--- START ---

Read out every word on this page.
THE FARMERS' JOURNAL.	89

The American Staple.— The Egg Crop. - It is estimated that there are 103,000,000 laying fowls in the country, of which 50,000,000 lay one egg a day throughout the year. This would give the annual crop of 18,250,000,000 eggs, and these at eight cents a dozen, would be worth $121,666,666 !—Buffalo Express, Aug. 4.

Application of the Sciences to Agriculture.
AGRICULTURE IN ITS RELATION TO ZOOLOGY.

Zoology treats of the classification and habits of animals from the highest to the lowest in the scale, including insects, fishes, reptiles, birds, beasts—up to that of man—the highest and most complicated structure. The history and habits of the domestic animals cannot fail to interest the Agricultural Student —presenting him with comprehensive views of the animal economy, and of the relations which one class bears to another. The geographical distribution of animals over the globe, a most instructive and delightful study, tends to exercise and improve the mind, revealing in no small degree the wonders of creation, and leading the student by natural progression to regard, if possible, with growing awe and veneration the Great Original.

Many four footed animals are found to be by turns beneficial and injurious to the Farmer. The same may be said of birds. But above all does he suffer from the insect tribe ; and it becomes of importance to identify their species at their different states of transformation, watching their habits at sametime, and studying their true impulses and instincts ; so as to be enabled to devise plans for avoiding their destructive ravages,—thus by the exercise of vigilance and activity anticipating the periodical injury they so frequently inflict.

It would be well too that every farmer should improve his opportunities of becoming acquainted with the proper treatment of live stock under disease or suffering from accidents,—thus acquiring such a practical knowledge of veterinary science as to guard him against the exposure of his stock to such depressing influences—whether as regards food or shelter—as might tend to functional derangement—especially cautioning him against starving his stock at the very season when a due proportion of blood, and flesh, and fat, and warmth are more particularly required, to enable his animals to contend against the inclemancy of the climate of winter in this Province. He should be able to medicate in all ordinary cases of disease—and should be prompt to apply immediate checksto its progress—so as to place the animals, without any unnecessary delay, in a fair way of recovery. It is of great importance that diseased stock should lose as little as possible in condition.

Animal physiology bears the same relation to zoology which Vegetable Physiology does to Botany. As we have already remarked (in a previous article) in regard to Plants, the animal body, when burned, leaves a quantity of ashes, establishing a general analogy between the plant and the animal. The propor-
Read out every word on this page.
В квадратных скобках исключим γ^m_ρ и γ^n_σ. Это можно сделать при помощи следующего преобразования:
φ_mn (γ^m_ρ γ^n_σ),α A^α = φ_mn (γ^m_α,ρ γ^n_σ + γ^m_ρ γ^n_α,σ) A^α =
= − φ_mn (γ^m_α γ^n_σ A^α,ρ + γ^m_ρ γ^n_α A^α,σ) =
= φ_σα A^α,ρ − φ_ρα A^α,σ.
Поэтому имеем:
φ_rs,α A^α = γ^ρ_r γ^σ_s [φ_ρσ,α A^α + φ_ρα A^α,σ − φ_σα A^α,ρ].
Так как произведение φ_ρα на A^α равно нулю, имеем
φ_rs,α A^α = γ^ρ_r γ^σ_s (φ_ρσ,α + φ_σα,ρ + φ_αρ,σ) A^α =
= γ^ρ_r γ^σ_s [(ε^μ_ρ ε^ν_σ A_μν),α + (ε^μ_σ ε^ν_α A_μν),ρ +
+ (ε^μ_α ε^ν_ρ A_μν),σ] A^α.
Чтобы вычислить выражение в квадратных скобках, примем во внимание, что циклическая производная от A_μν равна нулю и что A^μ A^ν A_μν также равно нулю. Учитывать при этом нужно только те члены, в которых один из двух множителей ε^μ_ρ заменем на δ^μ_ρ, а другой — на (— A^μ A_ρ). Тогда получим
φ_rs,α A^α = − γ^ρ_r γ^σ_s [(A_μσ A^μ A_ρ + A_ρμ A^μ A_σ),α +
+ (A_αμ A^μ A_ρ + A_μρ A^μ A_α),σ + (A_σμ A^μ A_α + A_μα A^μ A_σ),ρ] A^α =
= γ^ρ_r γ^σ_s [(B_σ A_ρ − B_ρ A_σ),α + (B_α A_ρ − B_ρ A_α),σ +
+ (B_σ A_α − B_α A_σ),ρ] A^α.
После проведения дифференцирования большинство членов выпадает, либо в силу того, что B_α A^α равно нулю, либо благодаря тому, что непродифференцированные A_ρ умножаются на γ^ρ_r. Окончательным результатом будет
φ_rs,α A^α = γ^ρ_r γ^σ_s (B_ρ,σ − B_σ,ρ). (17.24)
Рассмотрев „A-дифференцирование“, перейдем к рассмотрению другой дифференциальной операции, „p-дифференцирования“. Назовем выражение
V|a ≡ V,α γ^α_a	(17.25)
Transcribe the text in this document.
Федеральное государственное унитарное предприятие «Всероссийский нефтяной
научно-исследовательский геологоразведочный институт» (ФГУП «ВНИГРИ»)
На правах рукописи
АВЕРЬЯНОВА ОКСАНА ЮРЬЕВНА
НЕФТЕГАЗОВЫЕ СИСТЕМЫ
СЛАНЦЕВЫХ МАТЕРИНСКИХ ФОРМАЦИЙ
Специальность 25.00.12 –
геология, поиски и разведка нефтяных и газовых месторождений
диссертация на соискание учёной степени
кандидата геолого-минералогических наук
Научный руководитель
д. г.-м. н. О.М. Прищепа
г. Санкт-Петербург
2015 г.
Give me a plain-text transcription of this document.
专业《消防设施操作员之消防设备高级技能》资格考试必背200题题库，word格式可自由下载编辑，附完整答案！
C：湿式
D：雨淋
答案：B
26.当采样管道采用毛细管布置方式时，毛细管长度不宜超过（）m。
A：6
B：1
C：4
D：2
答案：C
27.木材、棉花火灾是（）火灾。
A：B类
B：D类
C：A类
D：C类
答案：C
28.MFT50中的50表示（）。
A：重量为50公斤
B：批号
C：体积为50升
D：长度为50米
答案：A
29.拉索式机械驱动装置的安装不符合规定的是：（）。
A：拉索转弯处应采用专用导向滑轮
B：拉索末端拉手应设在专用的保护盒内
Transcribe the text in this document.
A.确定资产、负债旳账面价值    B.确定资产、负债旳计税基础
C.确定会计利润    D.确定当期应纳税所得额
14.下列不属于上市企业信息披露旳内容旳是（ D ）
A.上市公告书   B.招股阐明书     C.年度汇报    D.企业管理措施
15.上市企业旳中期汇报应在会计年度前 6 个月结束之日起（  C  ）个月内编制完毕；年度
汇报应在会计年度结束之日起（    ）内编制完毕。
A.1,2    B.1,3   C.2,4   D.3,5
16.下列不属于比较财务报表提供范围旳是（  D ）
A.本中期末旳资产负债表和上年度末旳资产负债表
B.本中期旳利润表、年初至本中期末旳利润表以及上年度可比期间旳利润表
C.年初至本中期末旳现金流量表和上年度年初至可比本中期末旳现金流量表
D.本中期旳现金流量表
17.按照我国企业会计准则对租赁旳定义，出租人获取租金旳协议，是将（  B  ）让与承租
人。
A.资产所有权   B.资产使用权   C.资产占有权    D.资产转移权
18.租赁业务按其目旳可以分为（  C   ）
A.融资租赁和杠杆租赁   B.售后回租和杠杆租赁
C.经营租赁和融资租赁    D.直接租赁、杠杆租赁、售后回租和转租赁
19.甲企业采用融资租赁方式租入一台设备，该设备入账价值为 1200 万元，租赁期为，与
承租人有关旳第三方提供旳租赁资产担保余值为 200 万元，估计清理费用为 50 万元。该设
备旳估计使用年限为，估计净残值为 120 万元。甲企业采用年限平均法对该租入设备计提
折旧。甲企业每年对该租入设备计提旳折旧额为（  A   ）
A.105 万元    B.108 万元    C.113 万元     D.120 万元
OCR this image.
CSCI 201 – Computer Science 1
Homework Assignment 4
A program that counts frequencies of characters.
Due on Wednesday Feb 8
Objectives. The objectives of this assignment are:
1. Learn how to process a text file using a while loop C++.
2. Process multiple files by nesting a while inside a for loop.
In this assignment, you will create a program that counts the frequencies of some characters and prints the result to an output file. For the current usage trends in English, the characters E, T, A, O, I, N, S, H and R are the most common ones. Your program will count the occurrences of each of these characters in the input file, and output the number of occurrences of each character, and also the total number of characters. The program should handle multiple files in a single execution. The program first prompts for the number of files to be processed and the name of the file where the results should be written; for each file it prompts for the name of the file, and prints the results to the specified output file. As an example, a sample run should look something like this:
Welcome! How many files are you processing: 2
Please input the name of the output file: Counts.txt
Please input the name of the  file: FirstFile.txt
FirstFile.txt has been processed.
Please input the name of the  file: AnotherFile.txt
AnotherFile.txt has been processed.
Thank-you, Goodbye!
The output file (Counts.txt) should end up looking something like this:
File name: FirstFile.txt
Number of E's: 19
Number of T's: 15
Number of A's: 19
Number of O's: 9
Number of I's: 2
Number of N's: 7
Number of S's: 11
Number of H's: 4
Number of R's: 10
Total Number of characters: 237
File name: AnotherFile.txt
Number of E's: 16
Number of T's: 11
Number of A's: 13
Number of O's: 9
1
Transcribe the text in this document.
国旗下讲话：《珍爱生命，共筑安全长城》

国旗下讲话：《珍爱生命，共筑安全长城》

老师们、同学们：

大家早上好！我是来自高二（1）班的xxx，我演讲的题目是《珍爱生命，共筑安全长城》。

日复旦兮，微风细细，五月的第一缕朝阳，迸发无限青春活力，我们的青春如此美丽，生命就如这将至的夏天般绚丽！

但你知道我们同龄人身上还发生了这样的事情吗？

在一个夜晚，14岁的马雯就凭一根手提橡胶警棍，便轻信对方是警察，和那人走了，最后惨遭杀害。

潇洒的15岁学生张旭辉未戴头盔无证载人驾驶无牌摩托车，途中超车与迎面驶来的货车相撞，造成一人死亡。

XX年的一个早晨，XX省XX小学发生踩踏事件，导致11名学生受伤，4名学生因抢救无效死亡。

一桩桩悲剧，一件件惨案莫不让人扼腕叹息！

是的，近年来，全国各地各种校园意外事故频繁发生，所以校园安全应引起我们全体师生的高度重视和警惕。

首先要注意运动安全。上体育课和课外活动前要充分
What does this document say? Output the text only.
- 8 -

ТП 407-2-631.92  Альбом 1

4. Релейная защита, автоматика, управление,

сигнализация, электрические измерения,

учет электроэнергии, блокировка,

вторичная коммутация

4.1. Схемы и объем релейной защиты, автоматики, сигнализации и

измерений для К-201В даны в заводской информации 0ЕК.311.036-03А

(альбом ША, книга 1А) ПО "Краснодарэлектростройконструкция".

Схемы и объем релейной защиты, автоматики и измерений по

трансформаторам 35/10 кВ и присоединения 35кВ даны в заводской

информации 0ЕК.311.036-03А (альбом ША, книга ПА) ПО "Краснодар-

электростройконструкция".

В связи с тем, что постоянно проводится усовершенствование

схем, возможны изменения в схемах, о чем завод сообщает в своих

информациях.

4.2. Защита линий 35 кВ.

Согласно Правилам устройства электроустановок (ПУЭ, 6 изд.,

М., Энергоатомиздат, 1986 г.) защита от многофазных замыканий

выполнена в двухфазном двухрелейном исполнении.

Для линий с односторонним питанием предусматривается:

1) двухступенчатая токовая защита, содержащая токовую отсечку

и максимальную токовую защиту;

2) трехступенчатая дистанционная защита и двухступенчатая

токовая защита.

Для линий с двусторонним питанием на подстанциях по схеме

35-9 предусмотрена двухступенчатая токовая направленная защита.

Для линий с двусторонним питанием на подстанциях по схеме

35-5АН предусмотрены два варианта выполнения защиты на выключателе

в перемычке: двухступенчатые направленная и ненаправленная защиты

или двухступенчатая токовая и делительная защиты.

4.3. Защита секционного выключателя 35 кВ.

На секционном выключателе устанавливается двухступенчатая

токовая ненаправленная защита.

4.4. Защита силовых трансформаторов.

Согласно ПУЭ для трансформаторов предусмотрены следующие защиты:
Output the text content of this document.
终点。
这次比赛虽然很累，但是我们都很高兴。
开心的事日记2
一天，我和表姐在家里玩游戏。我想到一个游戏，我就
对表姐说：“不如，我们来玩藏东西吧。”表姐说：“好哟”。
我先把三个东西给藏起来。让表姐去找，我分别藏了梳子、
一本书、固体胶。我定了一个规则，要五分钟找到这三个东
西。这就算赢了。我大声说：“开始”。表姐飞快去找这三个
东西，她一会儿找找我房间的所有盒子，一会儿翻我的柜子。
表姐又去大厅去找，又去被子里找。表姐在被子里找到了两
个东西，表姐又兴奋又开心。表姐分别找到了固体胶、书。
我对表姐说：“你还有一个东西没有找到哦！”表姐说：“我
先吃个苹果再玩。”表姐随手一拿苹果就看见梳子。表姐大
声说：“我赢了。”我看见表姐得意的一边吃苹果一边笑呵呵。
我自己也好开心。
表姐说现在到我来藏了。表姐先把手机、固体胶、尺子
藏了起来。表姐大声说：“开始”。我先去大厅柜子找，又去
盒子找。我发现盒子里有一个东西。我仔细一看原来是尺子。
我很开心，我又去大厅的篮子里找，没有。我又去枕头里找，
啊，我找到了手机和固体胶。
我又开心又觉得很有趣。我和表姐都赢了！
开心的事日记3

--- END ---

◆ What the task requires ◆
Write down the number of lines where the word "объем" appears, and nothing further.

◆ Result for this task ◆
2